Find the string "MUHAMMAD" in the data, then copy every line where it is found.
##### INPUT DATA
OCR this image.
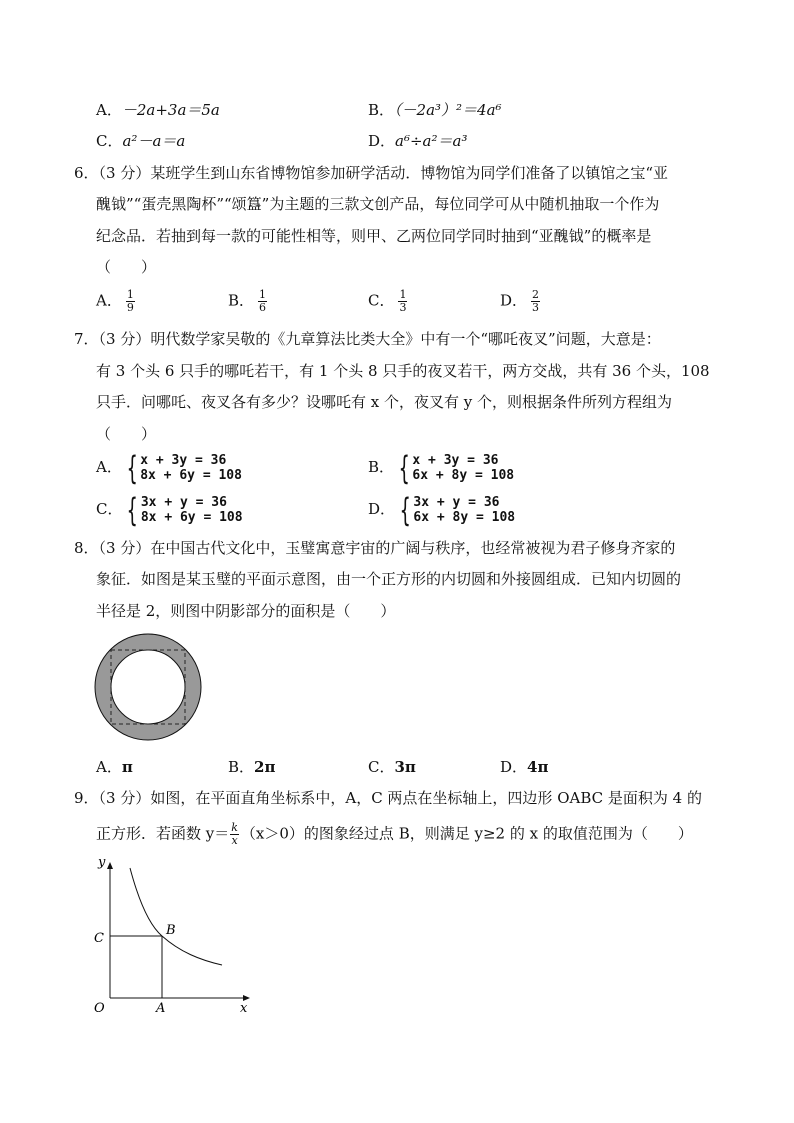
A．－2a+3a＝5a	B．（－2a³）²＝4a⁶
C．a²－a＝a	D．a⁶÷a²＝a³
6．（3 分）某班学生到山东省博物馆参加研学活动．博物馆为同学们准备了以镇馆之宝“亚
醜钺”“蛋壳黑陶杯”“颂簋”为主题的三款文创产品，每位同学可从中随机抽取一个作为
纪念品．若抽到每一款的可能性相等，则甲、乙两位同学同时抽到“亚醜钺”的概率是
（　　）
A． $\frac{1}{9}$	B． $\frac{1}{6}$	C． $\frac{1}{3}$	D． $\frac{2}{3}$
7．（3 分）明代数学家吴敬的《九章算法比类大全》中有一个“哪吒夜叉”问题，大意是：
有 3 个头 6 只手的哪吒若干，有 1 个头 8 只手的夜叉若干，两方交战，共有 36 个头，108
只手．问哪吒、夜叉各有多少？设哪吒有 x 个，夜叉有 y 个，则根据条件所列方程组为
（　　）
A． { x + 3y = 36
8x + 6y = 108	B． { x + 3y = 36
6x + 8y = 108
C． { 3x + y = 36
8x + 6y = 108	D． { 3x + y = 36
6x + 8y = 108
8．（3 分）在中国古代文化中，玉璧寓意宇宙的广阔与秩序，也经常被视为君子修身齐家的
象征．如图是某玉璧的平面示意图，由一个正方形的内切圆和外接圆组成．已知内切圆的
半径是 2，则图中阴影部分的面积是（　　）
A．π	B．2π	C．3π	D．4π
9．（3 分）如图，在平面直角坐标系中，A，C 两点在坐标轴上，四边形 OABC 是面积为 4 的
正方形．若函数 $y= \frac{k}{x} (x>0)$的图象经过点 B，则满足 y≥2 的 x 的取值范围为（　　）
y
x
O	A
B
C
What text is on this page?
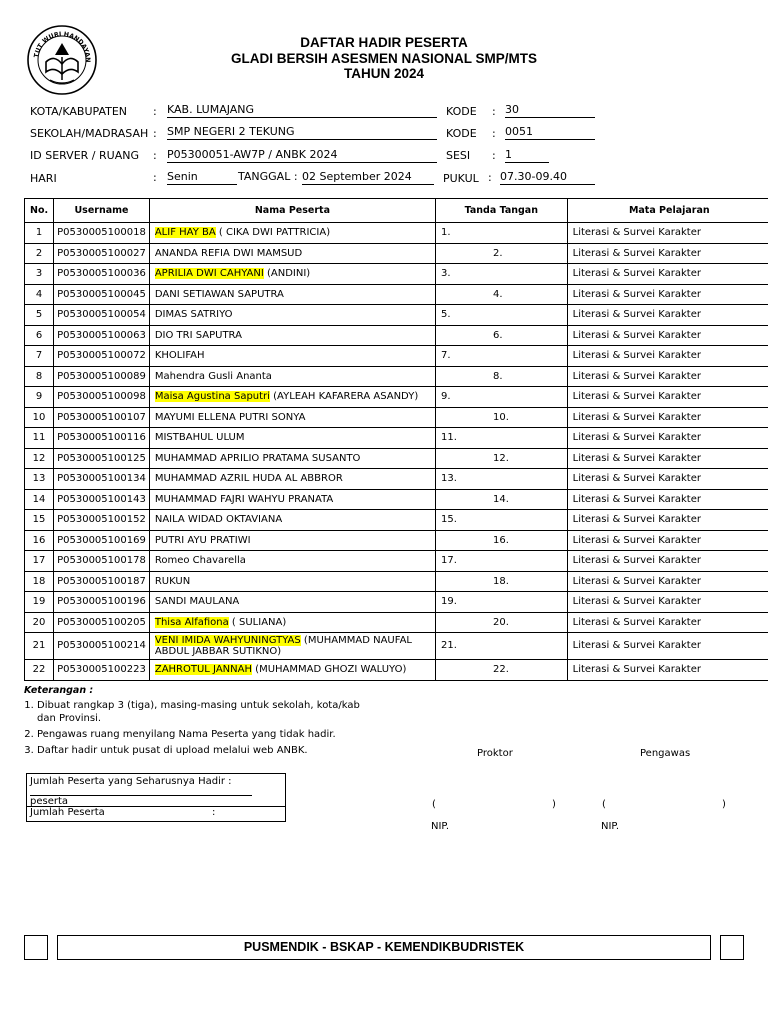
TUT WURI HANDAYAN
DAFTAR HADIR PESERTA
GLADI BERSIH ASESMEN NASIONAL SMP/MTS
TAHUN 2024
KOTA/KABUPATEN : KAB. LUMAJANG	KODE : 30
SEKOLAH/MADRASAH : SMP NEGERI 2 TEKUNG	KODE : 0051
ID SERVER / RUANG : P05300051-AW7P / ANBK 2024	SESI : 1
HARI	: Senin	TANGGAL : 02 September 2024	PUKUL : 07.30-09.40
No.	Username	Nama Peserta	Tanda Tangan	Mata Pelajaran
1	P0530005100018	ALIF HAY BA ( CIKA DWI PATTRICIA)	1.	Literasi & Survei Karakter
2	P0530005100027	ANANDA REFIA DWI MAMSUD	2.	Literasi & Survei Karakter
3	P0530005100036	APRILIA DWI CAHYANI (ANDINI)	3.	Literasi & Survei Karakter
4	P0530005100045	DANI SETIAWAN SAPUTRA	4.	Literasi & Survei Karakter
5	P0530005100054	DIMAS SATRIYO	5.	Literasi & Survei Karakter
6	P0530005100063	DIO TRI SAPUTRA	6.	Literasi & Survei Karakter
7	P0530005100072	KHOLIFAH	7.	Literasi & Survei Karakter
8	P0530005100089	Mahendra Gusli Ananta	8.	Literasi & Survei Karakter
9	P0530005100098	Maisa Agustina Saputri (AYLEAH KAFARERA ASANDY)	9.	Literasi & Survei Karakter
10	P0530005100107	MAYUMI ELLENA PUTRI SONYA	10.	Literasi & Survei Karakter
11	P0530005100116	MISTBAHUL ULUM	11.	Literasi & Survei Karakter
12	P0530005100125	MUHAMMAD APRILIO PRATAMA SUSANTO	12.	Literasi & Survei Karakter
13	P0530005100134	MUHAMMAD AZRIL HUDA AL ABBROR	13.	Literasi & Survei Karakter
14	P0530005100143	MUHAMMAD FAJRI WAHYU PRANATA	14.	Literasi & Survei Karakter
15	P0530005100152	NAILA WIDAD OKTAVIANA	15.	Literasi & Survei Karakter
16	P0530005100169	PUTRI AYU PRATIWI	16.	Literasi & Survei Karakter
17	P0530005100178	Romeo Chavarella	17.	Literasi & Survei Karakter
18	P0530005100187	RUKUN	18.	Literasi & Survei Karakter
19	P0530005100196	SANDI MAULANA	19.	Literasi & Survei Karakter
20	P0530005100205	Thisa Alfafiona ( SULIANA)	20.	Literasi & Survei Karakter
21	P0530005100214	VENI IMIDA WAHYUNINGTYAS (MUHAMMAD NAUFAL ABDUL JABBAR SUTIKNO)	21.	Literasi & Survei Karakter
22	P0530005100223	ZAHROTUL JANNAH (MUHAMMAD GHOZI WALUYO)	22.	Literasi & Survei Karakter
Keterangan :
1. Dibuat rangkap 3 (tiga), masing-masing untuk sekolah, kota/kab dan Provinsi.
2. Pengawas ruang menyilang Nama Peserta yang tidak hadir.
3. Daftar hadir untuk pusat di upload melalui web ANBK.
Jumlah Peserta yang Seharusnya Hadir :
peserta
Jumlah Peserta	:
Proktor	Pengawas
(	)	(	)
NIP.	NIP.
PUSMENDIK - BSKAP - KEMENDIKBUDRISTEK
##########
RIGHT ANSWER:
12	P0530005100125	MUHAMMAD APRILIO PRATAMA SUSANTO	12.	Literasi & Survei Karakter
13	P0530005100134	MUHAMMAD AZRIL HUDA AL ABBROR	13.	Literasi & Survei Karakter
14	P0530005100143	MUHAMMAD FAJRI WAHYU PRANATA	14.	Literasi & Survei Karakter
21	P0530005100214	VENI IMIDA WAHYUNINGTYAS (MUHAMMAD NAUFAL ABDUL JABBAR SUTIKNO)	21.	Literasi & Survei Karakter
22	P0530005100223	ZAHROTUL JANNAH (MUHAMMAD GHOZI WALUYO)	22.	Literasi & Survei Karakter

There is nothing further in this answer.